* [INPUT DATA]
━━━━
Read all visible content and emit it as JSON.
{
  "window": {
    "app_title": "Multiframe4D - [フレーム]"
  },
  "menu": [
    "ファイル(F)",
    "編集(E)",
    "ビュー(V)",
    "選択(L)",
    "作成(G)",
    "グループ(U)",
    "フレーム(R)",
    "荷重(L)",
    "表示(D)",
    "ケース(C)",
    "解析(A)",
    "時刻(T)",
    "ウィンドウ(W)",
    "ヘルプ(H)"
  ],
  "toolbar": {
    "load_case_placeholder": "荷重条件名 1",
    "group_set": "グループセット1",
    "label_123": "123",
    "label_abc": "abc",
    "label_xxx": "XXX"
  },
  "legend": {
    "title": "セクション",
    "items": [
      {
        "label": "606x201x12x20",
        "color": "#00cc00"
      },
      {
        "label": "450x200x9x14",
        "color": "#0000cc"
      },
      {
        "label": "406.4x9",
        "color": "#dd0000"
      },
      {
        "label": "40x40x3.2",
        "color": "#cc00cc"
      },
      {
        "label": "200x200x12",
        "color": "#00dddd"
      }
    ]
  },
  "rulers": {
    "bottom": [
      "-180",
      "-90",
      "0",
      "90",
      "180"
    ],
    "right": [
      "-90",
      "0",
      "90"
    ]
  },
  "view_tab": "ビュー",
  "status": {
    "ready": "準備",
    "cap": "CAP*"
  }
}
━━━━
* [GOAL]
Take every line containing the word "color" and copy it.

* [EXERCISE RESPONSE]
        "color": "#00cc00"
        "color": "#0000cc"
        "color": "#dd0000"
        "color": "#cc00cc"
        "color": "#00dddd"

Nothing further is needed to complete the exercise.